*EXERCISE REQUIREMENTS*:
From the entries that follow, gather each line holding the word "сетей".

*GIVEN RECORDS*:

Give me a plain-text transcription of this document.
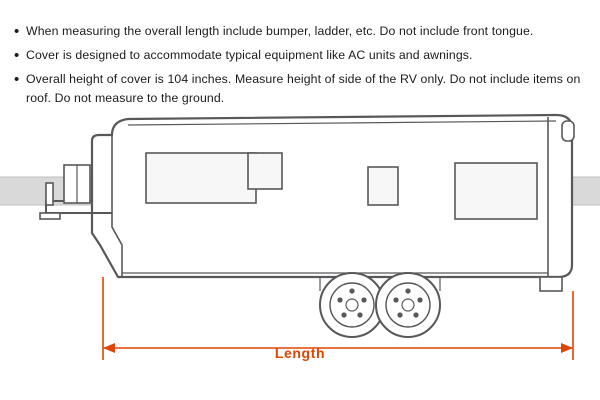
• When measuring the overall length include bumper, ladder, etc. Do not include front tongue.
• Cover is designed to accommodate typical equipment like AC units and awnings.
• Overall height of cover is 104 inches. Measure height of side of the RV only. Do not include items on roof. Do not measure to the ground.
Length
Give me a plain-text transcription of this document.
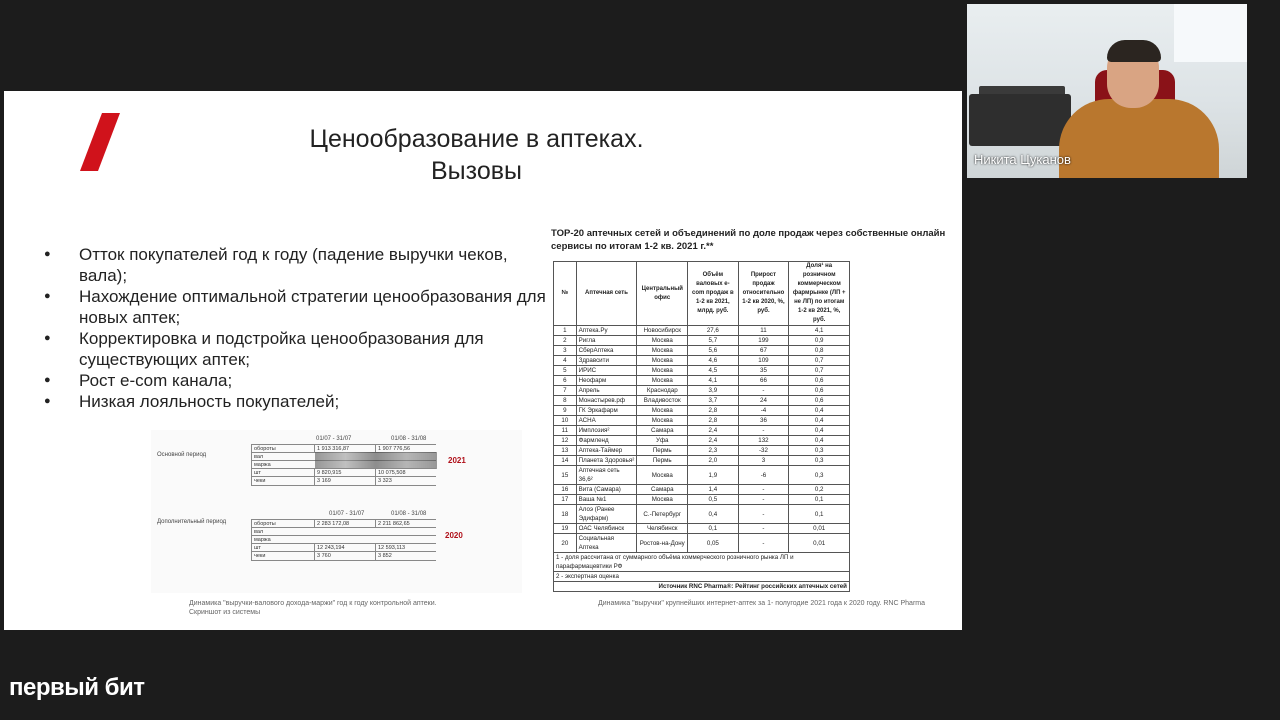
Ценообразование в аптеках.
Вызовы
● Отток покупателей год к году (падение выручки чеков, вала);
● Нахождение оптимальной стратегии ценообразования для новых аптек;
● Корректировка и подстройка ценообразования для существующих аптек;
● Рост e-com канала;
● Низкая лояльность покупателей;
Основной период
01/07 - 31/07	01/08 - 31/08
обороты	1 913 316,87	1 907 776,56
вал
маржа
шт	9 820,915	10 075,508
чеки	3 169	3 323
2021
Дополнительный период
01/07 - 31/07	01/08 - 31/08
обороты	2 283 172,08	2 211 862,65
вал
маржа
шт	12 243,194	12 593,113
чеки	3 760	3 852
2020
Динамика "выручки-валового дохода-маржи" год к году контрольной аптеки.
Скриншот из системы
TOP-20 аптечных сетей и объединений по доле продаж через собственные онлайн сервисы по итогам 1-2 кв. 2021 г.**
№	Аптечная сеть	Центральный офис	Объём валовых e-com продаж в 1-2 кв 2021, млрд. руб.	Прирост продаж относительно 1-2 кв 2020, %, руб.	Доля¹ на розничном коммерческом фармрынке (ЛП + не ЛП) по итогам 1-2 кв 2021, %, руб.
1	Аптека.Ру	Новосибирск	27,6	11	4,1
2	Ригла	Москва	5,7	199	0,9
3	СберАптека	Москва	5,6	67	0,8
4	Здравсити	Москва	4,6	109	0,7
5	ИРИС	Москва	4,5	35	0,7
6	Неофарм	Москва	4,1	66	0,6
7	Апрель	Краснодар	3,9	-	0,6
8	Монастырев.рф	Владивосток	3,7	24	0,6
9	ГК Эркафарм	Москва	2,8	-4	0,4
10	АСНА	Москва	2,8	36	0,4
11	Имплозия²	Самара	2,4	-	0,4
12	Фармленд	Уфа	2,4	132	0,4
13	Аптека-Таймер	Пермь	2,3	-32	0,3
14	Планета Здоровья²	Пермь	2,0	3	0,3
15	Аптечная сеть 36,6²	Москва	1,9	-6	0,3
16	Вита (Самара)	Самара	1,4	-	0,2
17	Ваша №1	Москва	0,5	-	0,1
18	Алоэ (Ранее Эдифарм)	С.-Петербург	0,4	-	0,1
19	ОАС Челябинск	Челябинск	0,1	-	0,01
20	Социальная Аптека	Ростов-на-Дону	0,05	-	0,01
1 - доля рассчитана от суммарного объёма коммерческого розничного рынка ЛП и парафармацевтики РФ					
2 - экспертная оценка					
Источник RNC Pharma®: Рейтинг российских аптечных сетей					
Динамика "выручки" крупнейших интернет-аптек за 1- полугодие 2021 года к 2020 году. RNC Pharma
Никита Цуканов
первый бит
...
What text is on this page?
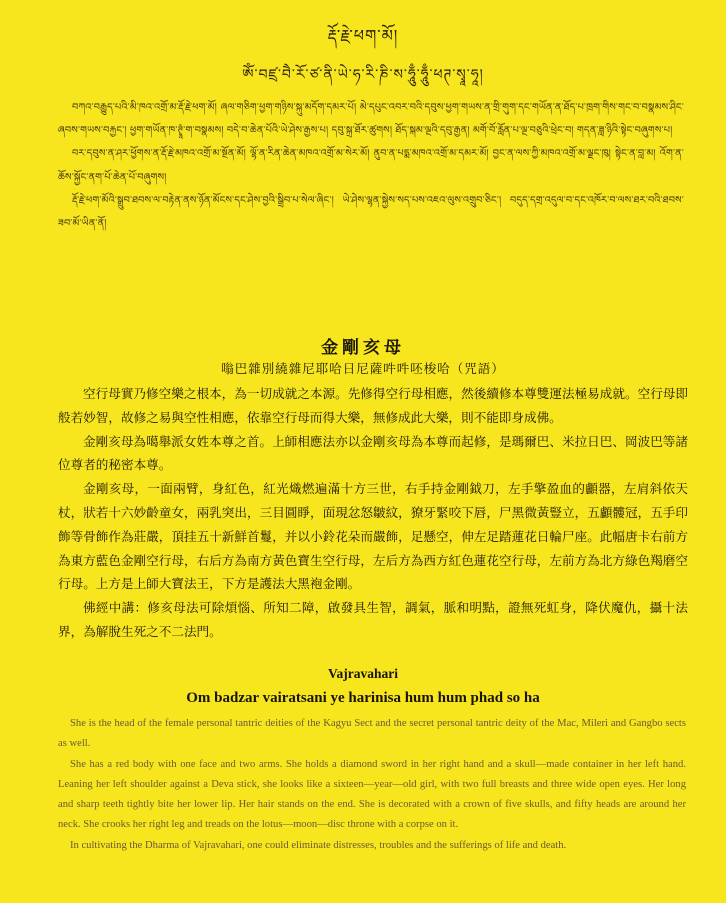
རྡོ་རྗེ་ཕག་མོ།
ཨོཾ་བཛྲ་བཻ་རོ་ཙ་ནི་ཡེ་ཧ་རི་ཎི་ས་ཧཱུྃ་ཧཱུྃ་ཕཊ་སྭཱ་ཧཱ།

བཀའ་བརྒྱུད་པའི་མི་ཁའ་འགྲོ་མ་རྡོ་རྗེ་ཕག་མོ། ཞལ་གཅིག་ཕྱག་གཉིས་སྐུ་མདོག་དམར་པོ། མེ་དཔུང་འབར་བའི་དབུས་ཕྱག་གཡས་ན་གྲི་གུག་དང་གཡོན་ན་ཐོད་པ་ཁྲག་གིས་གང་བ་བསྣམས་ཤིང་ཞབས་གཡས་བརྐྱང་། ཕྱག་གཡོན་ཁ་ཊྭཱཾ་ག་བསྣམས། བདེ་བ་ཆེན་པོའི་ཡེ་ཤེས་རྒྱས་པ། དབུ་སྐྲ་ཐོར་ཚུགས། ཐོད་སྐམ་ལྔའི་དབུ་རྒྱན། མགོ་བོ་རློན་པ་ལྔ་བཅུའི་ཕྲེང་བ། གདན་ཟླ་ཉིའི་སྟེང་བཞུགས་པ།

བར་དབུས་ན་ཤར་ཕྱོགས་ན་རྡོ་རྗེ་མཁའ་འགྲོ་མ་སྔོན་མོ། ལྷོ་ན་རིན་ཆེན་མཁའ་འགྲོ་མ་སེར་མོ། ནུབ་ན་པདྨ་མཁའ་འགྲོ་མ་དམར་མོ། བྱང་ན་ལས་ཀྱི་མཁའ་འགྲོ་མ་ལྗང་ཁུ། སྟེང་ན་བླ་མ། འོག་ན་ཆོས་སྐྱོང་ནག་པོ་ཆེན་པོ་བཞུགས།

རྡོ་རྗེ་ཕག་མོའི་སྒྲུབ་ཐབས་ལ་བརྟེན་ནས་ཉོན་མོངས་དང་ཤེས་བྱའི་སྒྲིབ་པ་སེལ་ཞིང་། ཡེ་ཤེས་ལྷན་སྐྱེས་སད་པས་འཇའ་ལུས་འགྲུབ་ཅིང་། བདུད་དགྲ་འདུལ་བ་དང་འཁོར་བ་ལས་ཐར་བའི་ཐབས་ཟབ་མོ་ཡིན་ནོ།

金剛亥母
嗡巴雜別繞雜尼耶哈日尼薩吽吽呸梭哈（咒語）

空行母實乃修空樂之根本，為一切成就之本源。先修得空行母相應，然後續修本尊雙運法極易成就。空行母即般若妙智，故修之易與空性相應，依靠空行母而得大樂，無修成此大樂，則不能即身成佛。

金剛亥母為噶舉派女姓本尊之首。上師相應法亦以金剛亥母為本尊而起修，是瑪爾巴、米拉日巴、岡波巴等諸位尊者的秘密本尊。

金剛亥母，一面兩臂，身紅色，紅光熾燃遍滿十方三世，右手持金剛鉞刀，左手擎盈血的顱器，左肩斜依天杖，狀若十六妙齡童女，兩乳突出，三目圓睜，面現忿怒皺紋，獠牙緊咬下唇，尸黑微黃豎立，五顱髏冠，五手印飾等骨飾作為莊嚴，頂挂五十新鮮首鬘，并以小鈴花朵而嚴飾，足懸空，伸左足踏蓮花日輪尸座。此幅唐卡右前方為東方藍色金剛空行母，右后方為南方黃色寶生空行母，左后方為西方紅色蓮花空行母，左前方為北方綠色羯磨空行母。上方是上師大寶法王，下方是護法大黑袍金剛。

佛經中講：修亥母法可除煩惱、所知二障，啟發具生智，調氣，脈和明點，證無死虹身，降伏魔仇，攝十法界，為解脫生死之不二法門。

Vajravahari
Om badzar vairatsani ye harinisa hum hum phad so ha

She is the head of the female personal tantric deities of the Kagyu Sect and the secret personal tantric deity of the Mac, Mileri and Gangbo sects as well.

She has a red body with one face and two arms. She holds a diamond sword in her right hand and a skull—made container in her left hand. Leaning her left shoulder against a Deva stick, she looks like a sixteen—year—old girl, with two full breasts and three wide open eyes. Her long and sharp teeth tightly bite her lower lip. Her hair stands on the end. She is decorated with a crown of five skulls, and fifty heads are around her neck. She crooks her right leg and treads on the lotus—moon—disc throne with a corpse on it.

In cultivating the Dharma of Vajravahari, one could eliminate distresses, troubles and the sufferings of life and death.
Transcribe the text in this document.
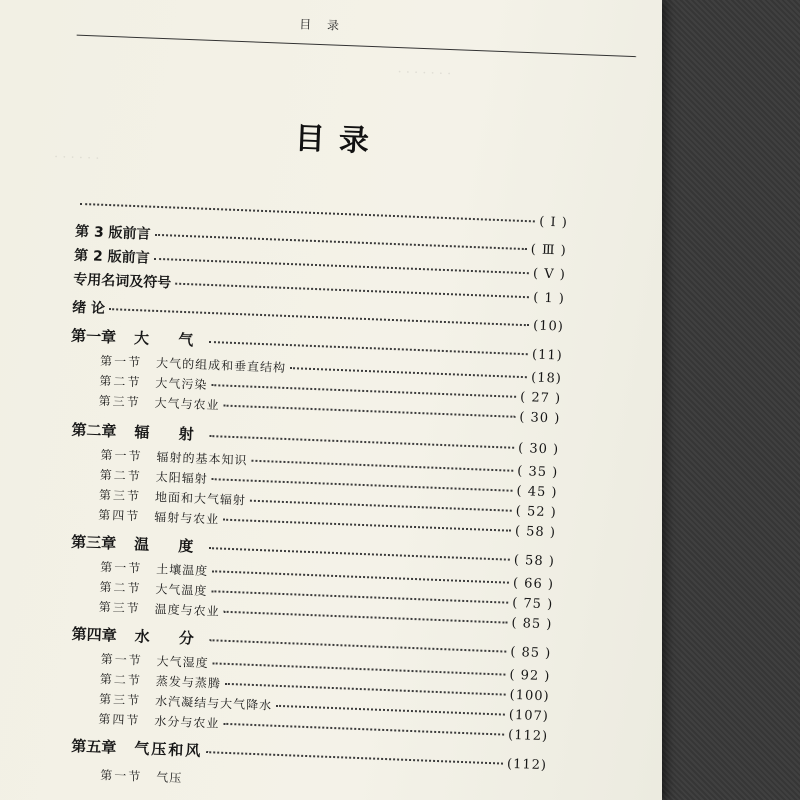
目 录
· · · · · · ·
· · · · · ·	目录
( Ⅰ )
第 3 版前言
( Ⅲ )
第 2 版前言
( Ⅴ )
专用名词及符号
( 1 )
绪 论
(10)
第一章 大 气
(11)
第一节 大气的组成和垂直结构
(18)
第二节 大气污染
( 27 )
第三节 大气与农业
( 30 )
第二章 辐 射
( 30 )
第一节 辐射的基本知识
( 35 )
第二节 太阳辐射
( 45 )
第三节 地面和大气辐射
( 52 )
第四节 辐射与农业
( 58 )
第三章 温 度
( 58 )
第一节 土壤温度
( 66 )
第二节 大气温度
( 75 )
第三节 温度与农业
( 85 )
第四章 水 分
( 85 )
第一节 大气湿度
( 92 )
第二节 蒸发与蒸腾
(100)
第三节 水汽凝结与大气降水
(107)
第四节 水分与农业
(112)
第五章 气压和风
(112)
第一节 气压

*THE COMPLETED TASK*:
TOP-20 аптечных сетей и объединений по доле продаж через собственные онлайн сервисы по итогам 1-2 кв. 2021 г.**
Источник RNC Pharma®: Рейтинг российских аптечных сетей					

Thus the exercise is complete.